Work required:
Restate the data exactly as given and keep the pictures out.

[Stored records]
>>

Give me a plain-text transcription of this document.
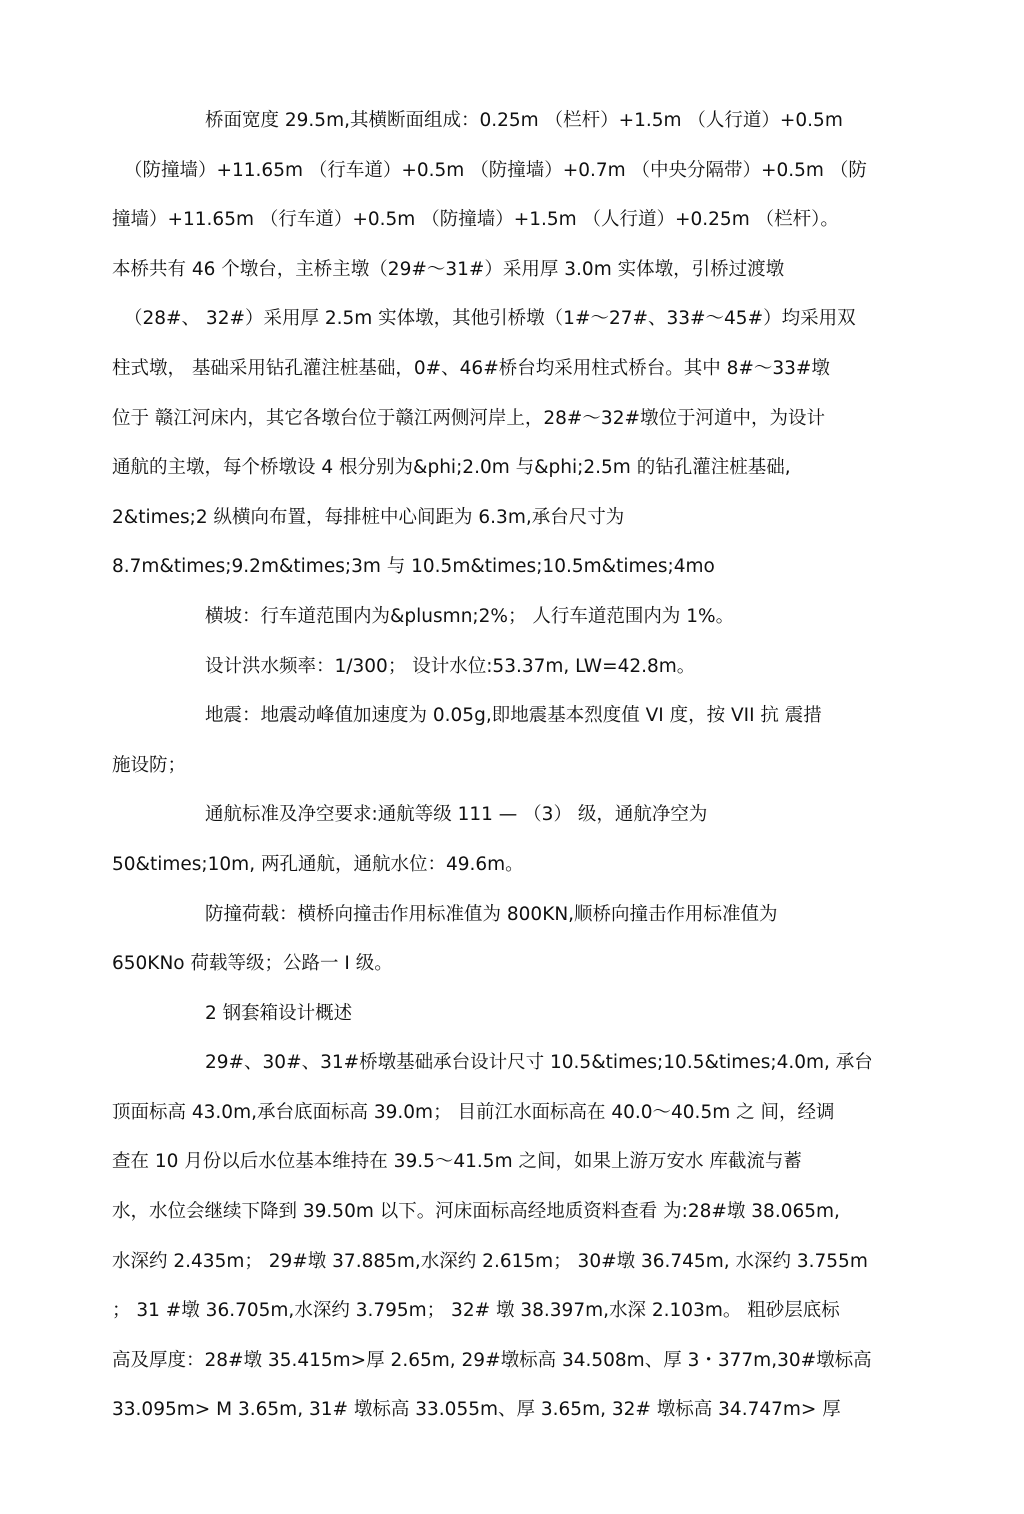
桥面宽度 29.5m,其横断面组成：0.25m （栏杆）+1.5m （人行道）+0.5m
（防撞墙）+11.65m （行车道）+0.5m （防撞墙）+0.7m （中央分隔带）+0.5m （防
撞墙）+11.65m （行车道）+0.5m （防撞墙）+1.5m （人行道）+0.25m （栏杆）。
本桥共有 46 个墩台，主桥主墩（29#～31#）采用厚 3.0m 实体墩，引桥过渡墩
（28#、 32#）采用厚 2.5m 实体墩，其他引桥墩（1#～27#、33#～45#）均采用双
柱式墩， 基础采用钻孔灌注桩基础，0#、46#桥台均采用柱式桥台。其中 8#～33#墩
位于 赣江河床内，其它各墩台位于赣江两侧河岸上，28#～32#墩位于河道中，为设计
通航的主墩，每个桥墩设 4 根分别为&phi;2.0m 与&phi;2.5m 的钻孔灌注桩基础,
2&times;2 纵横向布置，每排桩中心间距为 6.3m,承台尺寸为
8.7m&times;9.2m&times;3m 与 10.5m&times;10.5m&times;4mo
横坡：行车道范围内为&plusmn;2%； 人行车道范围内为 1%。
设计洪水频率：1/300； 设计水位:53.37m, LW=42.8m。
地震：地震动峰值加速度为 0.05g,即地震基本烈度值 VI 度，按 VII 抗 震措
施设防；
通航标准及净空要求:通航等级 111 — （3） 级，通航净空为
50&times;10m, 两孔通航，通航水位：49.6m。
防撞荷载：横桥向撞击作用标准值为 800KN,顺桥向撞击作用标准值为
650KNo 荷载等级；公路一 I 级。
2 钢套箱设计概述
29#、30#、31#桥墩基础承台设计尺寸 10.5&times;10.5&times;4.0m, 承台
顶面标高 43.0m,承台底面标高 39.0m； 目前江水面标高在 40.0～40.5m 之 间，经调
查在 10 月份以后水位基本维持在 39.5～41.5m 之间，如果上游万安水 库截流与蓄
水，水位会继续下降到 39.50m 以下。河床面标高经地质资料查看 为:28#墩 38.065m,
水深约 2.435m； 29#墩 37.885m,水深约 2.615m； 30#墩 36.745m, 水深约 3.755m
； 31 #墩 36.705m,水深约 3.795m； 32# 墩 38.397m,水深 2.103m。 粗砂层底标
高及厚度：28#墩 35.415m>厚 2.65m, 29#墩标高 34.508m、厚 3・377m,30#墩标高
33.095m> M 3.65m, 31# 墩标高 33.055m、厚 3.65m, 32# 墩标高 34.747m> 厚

<<

Answer to the task:
Give me a plain-text transcription of this document.
桥面宽度 29.5m,其横断面组成：0.25m （栏杆）+1.5m （人行道）+0.5m
（防撞墙）+11.65m （行车道）+0.5m （防撞墙）+0.7m （中央分隔带）+0.5m （防
撞墙）+11.65m （行车道）+0.5m （防撞墙）+1.5m （人行道）+0.25m （栏杆）。
本桥共有 46 个墩台，主桥主墩（29#～31#）采用厚 3.0m 实体墩，引桥过渡墩
（28#、 32#）采用厚 2.5m 实体墩，其他引桥墩（1#～27#、33#～45#）均采用双
柱式墩， 基础采用钻孔灌注桩基础，0#、46#桥台均采用柱式桥台。其中 8#～33#墩
位于 赣江河床内，其它各墩台位于赣江两侧河岸上，28#～32#墩位于河道中，为设计
通航的主墩，每个桥墩设 4 根分别为&phi;2.0m 与&phi;2.5m 的钻孔灌注桩基础,
2&times;2 纵横向布置，每排桩中心间距为 6.3m,承台尺寸为
8.7m&times;9.2m&times;3m 与 10.5m&times;10.5m&times;4mo
横坡：行车道范围内为&plusmn;2%； 人行车道范围内为 1%。
设计洪水频率：1/300； 设计水位:53.37m, LW=42.8m。
地震：地震动峰值加速度为 0.05g,即地震基本烈度值 VI 度，按 VII 抗 震措
施设防；
通航标准及净空要求:通航等级 111 — （3） 级，通航净空为
50&times;10m, 两孔通航，通航水位：49.6m。
防撞荷载：横桥向撞击作用标准值为 800KN,顺桥向撞击作用标准值为
650KNo 荷载等级；公路一 I 级。
2 钢套箱设计概述
29#、30#、31#桥墩基础承台设计尺寸 10.5&times;10.5&times;4.0m, 承台
顶面标高 43.0m,承台底面标高 39.0m； 目前江水面标高在 40.0～40.5m 之 间，经调
查在 10 月份以后水位基本维持在 39.5～41.5m 之间，如果上游万安水 库截流与蓄
水，水位会继续下降到 39.50m 以下。河床面标高经地质资料查看 为:28#墩 38.065m,
水深约 2.435m； 29#墩 37.885m,水深约 2.615m； 30#墩 36.745m, 水深约 3.755m
； 31 #墩 36.705m,水深约 3.795m； 32# 墩 38.397m,水深 2.103m。 粗砂层底标
高及厚度：28#墩 35.415m>厚 2.65m, 29#墩标高 34.508m、厚 3・377m,30#墩标高
33.095m> M 3.65m, 31# 墩标高 33.055m、厚 3.65m, 32# 墩标高 34.747m> 厚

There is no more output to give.